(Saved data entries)
____________
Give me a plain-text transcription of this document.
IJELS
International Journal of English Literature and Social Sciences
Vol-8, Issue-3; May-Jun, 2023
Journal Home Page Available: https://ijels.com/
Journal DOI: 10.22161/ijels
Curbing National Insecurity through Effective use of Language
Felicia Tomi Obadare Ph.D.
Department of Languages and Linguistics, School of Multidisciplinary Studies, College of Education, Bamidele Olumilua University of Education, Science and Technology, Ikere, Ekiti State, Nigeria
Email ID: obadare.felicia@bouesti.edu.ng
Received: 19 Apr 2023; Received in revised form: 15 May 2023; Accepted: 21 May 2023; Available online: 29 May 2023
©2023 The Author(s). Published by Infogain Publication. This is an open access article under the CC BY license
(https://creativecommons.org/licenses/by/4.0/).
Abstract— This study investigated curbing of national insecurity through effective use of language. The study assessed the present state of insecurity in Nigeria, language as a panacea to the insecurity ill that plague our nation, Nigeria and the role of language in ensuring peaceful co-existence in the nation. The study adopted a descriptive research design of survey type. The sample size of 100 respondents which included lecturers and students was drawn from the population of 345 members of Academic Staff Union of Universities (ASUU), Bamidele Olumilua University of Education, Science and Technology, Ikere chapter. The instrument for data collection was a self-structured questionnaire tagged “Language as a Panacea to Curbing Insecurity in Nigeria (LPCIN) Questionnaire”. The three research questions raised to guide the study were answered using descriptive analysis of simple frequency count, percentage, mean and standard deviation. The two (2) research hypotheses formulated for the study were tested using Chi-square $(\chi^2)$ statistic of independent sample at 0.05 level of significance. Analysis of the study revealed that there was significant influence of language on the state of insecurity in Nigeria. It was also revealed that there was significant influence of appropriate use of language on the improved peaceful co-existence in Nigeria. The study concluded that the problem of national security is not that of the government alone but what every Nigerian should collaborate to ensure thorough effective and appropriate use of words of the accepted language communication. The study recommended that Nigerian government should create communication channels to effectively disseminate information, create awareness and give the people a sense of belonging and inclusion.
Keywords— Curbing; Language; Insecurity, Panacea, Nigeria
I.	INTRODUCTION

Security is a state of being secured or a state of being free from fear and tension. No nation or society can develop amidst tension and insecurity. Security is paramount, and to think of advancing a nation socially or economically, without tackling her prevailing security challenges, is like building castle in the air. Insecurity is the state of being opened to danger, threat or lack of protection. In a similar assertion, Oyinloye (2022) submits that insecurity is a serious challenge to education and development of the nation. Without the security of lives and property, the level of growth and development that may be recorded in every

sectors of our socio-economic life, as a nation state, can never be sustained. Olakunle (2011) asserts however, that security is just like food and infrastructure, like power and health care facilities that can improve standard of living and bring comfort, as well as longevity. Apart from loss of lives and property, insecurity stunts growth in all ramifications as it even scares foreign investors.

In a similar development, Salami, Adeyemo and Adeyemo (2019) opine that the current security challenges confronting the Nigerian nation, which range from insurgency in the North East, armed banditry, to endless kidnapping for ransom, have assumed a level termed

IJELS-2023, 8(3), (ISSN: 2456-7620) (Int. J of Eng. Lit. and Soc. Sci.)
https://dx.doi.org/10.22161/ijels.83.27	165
____________
Exercise details
Using the listing above, retype each line exactly.

Response to the task
Give me a plain-text transcription of this document.
IJELS
International Journal of English Literature and Social Sciences
Vol-8, Issue-3; May-Jun, 2023
Journal Home Page Available: https://ijels.com/
Journal DOI: 10.22161/ijels
Curbing National Insecurity through Effective use of Language
Felicia Tomi Obadare Ph.D.
Department of Languages and Linguistics, School of Multidisciplinary Studies, College of Education, Bamidele Olumilua University of Education, Science and Technology, Ikere, Ekiti State, Nigeria
Email ID: obadare.felicia@bouesti.edu.ng
Received: 19 Apr 2023; Received in revised form: 15 May 2023; Accepted: 21 May 2023; Available online: 29 May 2023
©2023 The Author(s). Published by Infogain Publication. This is an open access article under the CC BY license
(https://creativecommons.org/licenses/by/4.0/).
Abstract— This study investigated curbing of national insecurity through effective use of language. The study assessed the present state of insecurity in Nigeria, language as a panacea to the insecurity ill that plague our nation, Nigeria and the role of language in ensuring peaceful co-existence in the nation. The study adopted a descriptive research design of survey type. The sample size of 100 respondents which included lecturers and students was drawn from the population of 345 members of Academic Staff Union of Universities (ASUU), Bamidele Olumilua University of Education, Science and Technology, Ikere chapter. The instrument for data collection was a self-structured questionnaire tagged “Language as a Panacea to Curbing Insecurity in Nigeria (LPCIN) Questionnaire”. The three research questions raised to guide the study were answered using descriptive analysis of simple frequency count, percentage, mean and standard deviation. The two (2) research hypotheses formulated for the study were tested using Chi-square $(\chi^2)$ statistic of independent sample at 0.05 level of significance. Analysis of the study revealed that there was significant influence of language on the state of insecurity in Nigeria. It was also revealed that there was significant influence of appropriate use of language on the improved peaceful co-existence in Nigeria. The study concluded that the problem of national security is not that of the government alone but what every Nigerian should collaborate to ensure thorough effective and appropriate use of words of the accepted language communication. The study recommended that Nigerian government should create communication channels to effectively disseminate information, create awareness and give the people a sense of belonging and inclusion.
Keywords— Curbing; Language; Insecurity, Panacea, Nigeria
I.	INTRODUCTION

Security is a state of being secured or a state of being free from fear and tension. No nation or society can develop amidst tension and insecurity. Security is paramount, and to think of advancing a nation socially or economically, without tackling her prevailing security challenges, is like building castle in the air. Insecurity is the state of being opened to danger, threat or lack of protection. In a similar assertion, Oyinloye (2022) submits that insecurity is a serious challenge to education and development of the nation. Without the security of lives and property, the level of growth and development that may be recorded in every

sectors of our socio-economic life, as a nation state, can never be sustained. Olakunle (2011) asserts however, that security is just like food and infrastructure, like power and health care facilities that can improve standard of living and bring comfort, as well as longevity. Apart from loss of lives and property, insecurity stunts growth in all ramifications as it even scares foreign investors.

In a similar development, Salami, Adeyemo and Adeyemo (2019) opine that the current security challenges confronting the Nigerian nation, which range from insurgency in the North East, armed banditry, to endless kidnapping for ransom, have assumed a level termed

IJELS-2023, 8(3), (ISSN: 2456-7620) (Int. J of Eng. Lit. and Soc. Sci.)
https://dx.doi.org/10.22161/ijels.83.27	165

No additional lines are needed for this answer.